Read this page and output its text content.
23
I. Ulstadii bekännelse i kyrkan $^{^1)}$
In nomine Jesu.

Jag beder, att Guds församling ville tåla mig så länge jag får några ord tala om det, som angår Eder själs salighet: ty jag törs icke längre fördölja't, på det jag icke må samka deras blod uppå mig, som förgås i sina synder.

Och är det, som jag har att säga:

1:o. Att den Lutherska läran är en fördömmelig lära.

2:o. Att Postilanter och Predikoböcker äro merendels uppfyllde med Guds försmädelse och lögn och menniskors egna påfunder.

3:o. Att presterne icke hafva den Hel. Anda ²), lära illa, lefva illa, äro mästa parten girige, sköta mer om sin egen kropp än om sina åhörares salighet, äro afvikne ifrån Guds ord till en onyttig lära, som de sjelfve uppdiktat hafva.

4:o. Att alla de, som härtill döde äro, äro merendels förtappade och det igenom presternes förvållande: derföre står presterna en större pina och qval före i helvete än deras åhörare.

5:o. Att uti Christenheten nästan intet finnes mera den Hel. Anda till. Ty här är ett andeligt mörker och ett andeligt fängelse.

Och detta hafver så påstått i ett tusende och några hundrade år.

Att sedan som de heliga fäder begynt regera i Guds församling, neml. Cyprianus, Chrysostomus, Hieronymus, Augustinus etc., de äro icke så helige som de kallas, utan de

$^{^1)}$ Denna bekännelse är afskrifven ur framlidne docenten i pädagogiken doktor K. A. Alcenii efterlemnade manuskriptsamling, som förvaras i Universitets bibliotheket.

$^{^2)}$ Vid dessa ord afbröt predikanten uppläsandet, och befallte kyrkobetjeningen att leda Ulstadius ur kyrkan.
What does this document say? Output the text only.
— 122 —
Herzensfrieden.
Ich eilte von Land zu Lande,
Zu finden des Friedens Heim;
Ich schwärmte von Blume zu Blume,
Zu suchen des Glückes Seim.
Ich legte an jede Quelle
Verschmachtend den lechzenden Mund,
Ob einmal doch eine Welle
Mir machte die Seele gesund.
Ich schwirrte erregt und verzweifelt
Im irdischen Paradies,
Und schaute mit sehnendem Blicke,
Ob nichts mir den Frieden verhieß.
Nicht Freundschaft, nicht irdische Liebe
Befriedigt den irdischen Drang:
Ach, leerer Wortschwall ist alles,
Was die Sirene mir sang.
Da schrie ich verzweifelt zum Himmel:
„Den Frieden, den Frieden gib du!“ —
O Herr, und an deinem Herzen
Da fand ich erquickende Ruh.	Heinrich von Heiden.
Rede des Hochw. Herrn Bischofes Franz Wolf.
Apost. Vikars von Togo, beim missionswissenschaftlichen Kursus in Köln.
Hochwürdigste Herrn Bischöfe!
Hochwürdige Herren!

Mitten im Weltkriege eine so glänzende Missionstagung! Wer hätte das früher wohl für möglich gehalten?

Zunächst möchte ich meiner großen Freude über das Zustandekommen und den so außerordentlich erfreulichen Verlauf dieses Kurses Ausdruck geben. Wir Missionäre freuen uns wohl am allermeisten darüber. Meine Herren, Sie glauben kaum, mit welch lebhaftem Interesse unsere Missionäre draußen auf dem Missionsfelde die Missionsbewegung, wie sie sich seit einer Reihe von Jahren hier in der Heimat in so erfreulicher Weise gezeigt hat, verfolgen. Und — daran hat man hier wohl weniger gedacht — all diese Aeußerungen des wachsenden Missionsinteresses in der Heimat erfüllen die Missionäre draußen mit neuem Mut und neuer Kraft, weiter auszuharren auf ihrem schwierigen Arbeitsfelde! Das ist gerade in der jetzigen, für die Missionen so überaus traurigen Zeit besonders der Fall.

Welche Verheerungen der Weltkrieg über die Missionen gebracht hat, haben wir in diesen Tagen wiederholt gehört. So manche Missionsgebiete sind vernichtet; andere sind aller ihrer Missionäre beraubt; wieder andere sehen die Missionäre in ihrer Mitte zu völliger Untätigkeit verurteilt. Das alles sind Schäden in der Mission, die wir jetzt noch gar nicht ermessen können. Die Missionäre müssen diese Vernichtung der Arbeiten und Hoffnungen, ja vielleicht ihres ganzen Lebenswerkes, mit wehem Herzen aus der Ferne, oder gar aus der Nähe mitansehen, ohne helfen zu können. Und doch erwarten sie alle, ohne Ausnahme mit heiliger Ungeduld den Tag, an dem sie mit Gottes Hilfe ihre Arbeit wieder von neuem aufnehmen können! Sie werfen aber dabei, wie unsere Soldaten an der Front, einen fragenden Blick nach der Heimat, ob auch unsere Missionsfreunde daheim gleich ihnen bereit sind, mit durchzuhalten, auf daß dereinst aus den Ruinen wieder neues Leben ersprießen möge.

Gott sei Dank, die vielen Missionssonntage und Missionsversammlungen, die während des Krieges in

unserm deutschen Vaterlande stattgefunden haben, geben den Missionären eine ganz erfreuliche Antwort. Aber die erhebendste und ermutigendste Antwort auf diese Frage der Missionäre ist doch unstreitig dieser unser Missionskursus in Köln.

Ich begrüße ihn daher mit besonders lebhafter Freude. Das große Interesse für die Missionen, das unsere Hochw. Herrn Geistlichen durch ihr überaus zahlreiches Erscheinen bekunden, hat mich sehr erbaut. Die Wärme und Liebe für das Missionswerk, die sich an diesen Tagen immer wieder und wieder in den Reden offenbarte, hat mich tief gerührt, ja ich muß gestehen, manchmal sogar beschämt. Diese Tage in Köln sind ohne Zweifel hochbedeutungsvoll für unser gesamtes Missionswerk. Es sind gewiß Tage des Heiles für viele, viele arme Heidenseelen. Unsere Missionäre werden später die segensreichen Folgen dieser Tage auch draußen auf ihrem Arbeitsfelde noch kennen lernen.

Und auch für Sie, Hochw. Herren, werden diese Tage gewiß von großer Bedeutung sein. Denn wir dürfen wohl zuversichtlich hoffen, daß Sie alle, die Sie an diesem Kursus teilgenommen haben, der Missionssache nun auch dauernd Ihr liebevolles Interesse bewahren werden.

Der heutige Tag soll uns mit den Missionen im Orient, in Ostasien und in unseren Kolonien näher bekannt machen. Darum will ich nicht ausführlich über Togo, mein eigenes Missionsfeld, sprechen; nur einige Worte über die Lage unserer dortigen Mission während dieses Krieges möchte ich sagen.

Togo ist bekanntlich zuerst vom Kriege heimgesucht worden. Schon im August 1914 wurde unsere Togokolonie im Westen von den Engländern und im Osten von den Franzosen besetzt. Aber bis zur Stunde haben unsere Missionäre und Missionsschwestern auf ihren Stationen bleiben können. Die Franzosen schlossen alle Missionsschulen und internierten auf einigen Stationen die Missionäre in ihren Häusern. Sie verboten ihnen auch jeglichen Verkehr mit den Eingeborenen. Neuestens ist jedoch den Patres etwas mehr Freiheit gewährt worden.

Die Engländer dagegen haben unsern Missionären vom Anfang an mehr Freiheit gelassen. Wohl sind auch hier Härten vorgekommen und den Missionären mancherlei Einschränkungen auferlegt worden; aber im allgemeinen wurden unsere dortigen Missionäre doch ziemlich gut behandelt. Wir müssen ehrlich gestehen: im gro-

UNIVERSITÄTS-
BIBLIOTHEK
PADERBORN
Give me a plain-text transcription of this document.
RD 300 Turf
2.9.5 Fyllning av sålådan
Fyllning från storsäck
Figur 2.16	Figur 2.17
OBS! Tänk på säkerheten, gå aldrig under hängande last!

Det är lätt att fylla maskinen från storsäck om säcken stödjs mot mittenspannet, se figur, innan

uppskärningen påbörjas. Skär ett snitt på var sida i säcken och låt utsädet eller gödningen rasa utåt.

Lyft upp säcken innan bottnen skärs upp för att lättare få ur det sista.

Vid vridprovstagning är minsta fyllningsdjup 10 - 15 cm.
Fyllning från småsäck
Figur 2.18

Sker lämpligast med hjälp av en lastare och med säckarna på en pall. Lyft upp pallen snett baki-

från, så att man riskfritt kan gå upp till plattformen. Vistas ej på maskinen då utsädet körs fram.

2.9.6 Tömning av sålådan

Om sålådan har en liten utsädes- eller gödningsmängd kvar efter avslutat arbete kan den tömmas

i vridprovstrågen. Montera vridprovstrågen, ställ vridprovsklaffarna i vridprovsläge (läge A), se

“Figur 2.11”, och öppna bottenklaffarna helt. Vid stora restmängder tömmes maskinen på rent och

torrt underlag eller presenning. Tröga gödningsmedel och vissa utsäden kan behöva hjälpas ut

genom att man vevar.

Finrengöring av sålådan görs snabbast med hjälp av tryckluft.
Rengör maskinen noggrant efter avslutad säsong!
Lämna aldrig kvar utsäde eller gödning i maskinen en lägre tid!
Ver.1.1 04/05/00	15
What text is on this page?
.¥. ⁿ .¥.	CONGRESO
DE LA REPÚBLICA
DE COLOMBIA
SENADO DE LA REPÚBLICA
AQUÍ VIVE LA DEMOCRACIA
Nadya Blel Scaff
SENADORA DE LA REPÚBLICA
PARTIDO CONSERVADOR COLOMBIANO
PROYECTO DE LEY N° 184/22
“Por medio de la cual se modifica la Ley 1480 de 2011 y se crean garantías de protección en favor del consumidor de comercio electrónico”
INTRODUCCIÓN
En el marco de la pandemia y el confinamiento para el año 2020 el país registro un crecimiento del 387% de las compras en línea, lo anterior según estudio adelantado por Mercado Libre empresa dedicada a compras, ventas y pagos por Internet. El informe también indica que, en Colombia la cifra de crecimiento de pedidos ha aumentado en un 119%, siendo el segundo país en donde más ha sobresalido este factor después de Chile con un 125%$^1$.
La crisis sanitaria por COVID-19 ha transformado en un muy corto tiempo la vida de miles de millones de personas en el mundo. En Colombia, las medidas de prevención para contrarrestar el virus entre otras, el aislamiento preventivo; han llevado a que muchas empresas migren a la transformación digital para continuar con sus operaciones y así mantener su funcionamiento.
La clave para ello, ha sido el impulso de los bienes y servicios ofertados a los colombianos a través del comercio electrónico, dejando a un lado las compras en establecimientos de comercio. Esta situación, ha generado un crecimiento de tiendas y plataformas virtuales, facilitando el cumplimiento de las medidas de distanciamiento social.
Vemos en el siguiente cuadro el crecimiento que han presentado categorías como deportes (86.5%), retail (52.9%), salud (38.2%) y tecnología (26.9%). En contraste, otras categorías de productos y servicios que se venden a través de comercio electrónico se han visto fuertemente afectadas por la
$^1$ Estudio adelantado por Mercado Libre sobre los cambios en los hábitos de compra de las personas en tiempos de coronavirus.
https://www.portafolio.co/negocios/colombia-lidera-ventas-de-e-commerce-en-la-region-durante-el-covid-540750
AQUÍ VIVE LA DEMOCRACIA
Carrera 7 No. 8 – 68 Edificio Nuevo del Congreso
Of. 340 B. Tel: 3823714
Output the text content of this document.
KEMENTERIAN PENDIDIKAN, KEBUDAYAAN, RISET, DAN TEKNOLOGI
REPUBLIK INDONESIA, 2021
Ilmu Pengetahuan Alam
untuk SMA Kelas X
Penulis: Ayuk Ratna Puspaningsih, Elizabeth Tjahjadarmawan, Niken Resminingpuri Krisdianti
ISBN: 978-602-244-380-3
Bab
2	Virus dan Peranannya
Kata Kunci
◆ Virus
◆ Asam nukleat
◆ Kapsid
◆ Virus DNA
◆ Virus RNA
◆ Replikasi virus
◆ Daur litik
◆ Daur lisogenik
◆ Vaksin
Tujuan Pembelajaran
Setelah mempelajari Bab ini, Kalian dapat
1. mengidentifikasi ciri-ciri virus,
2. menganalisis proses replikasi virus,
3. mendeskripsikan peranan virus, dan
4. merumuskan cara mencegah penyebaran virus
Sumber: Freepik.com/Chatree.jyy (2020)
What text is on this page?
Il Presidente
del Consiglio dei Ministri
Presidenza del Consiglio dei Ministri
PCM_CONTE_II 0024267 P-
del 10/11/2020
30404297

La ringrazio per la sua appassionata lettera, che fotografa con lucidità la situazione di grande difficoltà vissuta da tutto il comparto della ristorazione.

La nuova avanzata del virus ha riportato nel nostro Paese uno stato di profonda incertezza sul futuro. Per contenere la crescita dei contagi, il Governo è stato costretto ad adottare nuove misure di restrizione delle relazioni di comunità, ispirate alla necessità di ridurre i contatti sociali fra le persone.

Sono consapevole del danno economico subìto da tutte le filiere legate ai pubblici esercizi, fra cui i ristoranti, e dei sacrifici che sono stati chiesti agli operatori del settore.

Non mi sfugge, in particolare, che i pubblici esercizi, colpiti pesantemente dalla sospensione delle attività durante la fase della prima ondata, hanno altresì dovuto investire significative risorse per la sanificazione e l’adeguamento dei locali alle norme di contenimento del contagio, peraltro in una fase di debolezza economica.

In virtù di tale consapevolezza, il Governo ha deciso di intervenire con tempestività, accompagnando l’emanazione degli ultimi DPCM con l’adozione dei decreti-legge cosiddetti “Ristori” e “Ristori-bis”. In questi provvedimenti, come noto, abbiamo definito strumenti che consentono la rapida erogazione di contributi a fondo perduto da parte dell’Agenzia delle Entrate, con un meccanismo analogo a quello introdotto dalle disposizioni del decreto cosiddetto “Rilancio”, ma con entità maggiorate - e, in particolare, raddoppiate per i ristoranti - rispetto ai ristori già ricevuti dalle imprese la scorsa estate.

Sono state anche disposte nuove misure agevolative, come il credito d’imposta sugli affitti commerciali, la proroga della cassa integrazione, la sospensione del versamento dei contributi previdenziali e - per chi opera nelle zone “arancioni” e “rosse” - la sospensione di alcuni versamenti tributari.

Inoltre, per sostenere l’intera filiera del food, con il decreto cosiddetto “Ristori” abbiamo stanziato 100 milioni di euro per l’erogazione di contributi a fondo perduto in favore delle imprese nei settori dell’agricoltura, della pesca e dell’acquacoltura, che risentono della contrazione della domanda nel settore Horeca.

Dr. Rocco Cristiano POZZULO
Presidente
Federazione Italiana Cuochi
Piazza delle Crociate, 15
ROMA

# # # #

- _Assigned task_: Show every line of the material that includes the string "crecimiento".

- _Response_:
En el marco de la pandemia y el confinamiento para el año 2020 el país registro un crecimiento del 387% de las compras en línea, lo anterior según estudio adelantado por Mercado Libre empresa dedicada a compras, ventas y pagos por Internet. El informe también indica que, en Colombia la cifra de crecimiento de pedidos ha aumentado en un 119%, siendo el segundo país en donde más ha sobresalido este factor después de Chile con un 125%$^1$.
La clave para ello, ha sido el impulso de los bienes y servicios ofertados a los colombianos a través del comercio electrónico, dejando a un lado las compras en establecimientos de comercio. Esta situación, ha generado un crecimiento de tiendas y plataformas virtuales, facilitando el cumplimiento de las medidas de distanciamiento social.
Vemos en el siguiente cuadro el crecimiento que han presentado categorías como deportes (86.5%), retail (52.9%), salud (38.2%) y tecnología (26.9%). En contraste, otras categorías de productos y servicios que se venden a través de comercio electrónico se han visto fuertemente afectadas por la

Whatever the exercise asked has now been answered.